#### Aufgabe 1
Welche Dinge will Epictetus laut dem Forumsthread über Evoc-Rucksäcke auf einer Tagestour mitnehmen? Zähle alle auf.
#### Aufgabe 2
Zu welchem Preis hat tillibebek im Forumsthread über Evoc-Rucksäcke den evoc fr trail 20l bekommen?

#### Vorliegender Text

####

Also ich bin auch 1,90m und der M/L hat mir besser gepasst...


----------



## madre (17. Dezember 2012)

Hängt halt vor allem von der Oberkörper Länge + Form ab.
Als Handballer habe ich keinen klassischen Radfahrer Oberkörper.

Schlecht für den Luftwiederstand -> Beim Handball teilweise ganz praktisch .)


----------



## tillibebek (19. Dezember 2012)

Heute den evoc fr trail 20l bekommen für 124euro. Macht einen grandiosen Eindruck. Morgen gibts mal eine Tour auf dem Feldberg.


----------



## Cyverboy2 (20. Dezember 2012)

Hab jetzt den 16l Enduro in der Team Version, passt super und sieht geil aus  Praxiseinsatz kommt dann hoffentlich bald!


----------



## tillibebek (29. Dezember 2012)

Mein Fazit nach einer 60km-Tour:

Sitzt gut am Körper, auch bei kleineren Sprüngen. Der Rücken wird auf jeden Fall nass. Der Protektor stört den Tragekomfort nicht wesentlich.

Der Rucksack ist in einer super Qualität. Viele kleine Fächern, keine Probleme mit einer Hydrapak 3l-Trinkblase. Dieser Rucksack ist in jedem Fall mal durchdacht.


----------



## damage0099 (29. Dezember 2012)

Das triffts genau!


----------



## madre (1. Januar 2013)

Meiner liegt auch in XL bei mir. Leider bin ich seit Weihnachten
total erkältet und noch nicht gefahren. 
Aber die Qualität Aufteilung ne Sitz am Rücken ist echt super.


----------



## Epictetus (5. Juni 2015)

Ich kram den Thread hier nochmal aus:

Wo ist der Unterschied zwischen Evoc FR Trail und Evoc Fr Enduro (bis auf 20l vs 16l)?
Kann man zum Trail greifen, oder meint ihr die 16l Variante reicht für ne Tagestour mit Regenjacke, Softshell und Protektoren sowie Snacks und Trinkblase aus?

Gruß


----------



## pixxelbiker (7. Juni 2015)

Ich hab generell lieber ein paar Reseren an Stauraum, deswegen ists bei mir auch vor damals der FR Trail Team geworden...und ich hab es nicht bereut...das einzige was mir nicht so recht in den Kopf will: Warum wurde als Farbe für die Regenhülle "schwarz" gewählt?

Da in letzter Zeit ist immer öfter die Fotoausrüstung mit auf Tour kommt hab ich mir zusätzlich noch den Rucksack CP26 bestellt, mal schauen ob der Trail Team bleibt oder wieder verkauft wird


----------



## MTB-News.de




----------



## damage0099 (7. Juni 2015)

JustSkilled schrieb:


> Ich kram den Thread hier nochmal aus:
> 
> Wo ist der Unterschied zwischen Evoc FR Trail und Evoc Fr Enduro (bis auf 20l vs 16l)?
> Kann man zum Trail greifen, oder meint ihr die 16l Variante reicht für ne Tagestour mit Regenjacke, Softshell und Protektoren sowie Snacks und Trinkblase aus?
> ...


Ich bin mit dem 16Liter ne 8-Tagestour gefahren (ne Art AX). Mir hats gereicht.


----------



## Epictetus (7. Juni 2015)

Hab mir jetzt mal für 144 Stutz den Blackline 20L geholt

Mal sehen was der taugt


----------

####

#### Extrahierte Informationen
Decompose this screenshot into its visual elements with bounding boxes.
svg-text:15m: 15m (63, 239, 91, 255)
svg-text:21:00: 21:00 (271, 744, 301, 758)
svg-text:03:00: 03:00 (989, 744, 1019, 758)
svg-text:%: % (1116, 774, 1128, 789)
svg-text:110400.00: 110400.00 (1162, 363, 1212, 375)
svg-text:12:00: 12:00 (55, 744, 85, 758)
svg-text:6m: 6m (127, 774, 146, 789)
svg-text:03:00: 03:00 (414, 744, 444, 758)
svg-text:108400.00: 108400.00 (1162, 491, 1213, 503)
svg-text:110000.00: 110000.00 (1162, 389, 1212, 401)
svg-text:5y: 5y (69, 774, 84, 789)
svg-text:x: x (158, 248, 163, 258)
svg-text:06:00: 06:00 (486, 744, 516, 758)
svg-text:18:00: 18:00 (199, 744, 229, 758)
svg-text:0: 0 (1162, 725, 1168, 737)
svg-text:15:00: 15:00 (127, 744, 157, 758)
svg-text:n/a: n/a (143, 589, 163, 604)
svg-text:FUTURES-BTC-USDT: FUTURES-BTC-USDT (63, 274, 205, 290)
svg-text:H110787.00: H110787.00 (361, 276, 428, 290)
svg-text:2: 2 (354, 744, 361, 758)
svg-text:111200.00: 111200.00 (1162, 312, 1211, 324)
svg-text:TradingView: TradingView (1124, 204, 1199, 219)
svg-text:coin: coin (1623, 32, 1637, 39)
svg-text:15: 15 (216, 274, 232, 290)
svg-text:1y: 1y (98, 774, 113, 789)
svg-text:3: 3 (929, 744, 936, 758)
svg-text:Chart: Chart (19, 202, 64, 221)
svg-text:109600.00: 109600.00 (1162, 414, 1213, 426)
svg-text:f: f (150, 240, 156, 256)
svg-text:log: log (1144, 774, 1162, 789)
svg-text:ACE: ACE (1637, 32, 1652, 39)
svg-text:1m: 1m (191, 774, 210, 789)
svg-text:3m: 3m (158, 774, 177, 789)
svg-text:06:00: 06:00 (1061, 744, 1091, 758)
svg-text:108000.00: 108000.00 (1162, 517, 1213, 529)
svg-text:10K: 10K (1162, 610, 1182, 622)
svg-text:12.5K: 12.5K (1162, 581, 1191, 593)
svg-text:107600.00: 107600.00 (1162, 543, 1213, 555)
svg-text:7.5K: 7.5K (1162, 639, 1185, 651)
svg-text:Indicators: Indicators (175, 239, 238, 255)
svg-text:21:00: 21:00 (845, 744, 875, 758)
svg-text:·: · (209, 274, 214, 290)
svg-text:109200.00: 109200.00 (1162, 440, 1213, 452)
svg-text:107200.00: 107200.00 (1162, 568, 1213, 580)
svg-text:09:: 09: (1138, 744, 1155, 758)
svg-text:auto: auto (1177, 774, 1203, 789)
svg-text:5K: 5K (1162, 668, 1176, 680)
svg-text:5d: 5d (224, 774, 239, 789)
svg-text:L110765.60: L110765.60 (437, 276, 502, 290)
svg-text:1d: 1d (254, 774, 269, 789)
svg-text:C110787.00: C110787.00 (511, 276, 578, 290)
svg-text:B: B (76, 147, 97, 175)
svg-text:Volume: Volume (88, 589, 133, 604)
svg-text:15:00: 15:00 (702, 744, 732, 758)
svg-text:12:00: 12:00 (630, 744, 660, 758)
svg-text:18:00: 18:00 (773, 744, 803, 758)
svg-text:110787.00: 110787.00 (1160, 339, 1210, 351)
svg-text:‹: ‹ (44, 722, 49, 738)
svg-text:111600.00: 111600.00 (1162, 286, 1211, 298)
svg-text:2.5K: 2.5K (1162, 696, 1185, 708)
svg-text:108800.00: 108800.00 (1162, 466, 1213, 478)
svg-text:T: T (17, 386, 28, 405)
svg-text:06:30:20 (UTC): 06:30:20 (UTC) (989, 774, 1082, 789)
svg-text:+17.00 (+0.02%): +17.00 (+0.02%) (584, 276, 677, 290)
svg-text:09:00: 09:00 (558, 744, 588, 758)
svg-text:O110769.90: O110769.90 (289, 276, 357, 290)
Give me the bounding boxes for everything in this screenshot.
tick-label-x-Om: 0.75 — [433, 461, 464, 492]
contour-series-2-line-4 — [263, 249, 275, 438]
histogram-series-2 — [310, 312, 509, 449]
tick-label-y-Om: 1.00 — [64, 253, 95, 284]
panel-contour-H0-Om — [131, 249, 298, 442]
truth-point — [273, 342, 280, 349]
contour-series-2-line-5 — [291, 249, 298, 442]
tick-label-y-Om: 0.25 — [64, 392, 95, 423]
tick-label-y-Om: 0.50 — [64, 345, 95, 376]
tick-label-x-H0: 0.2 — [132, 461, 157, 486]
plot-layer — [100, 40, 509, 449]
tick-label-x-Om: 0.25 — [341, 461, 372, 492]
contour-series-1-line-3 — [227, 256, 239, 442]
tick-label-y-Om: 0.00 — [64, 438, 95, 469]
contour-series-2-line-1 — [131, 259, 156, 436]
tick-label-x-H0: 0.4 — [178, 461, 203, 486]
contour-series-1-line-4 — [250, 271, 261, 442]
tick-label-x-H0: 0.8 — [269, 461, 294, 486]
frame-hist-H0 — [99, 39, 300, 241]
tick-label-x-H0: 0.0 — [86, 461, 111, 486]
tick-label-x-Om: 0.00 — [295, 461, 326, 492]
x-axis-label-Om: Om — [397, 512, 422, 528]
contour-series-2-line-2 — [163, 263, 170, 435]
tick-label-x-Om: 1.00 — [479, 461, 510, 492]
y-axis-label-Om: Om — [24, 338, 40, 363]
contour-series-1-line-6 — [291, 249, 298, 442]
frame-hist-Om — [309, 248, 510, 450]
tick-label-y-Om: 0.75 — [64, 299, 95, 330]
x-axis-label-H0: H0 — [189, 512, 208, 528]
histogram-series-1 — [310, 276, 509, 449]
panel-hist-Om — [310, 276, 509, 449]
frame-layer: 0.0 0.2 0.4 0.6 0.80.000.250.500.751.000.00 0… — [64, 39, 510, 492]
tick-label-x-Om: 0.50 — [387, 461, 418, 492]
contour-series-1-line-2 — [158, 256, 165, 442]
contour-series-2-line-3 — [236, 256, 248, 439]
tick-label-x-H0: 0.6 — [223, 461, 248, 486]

####

#### Antwort 1
- Regenjacke
- Softshell
- Protektoren
- Snacks
- Trinkblase

#### Antwort 2
Für 124 Euro.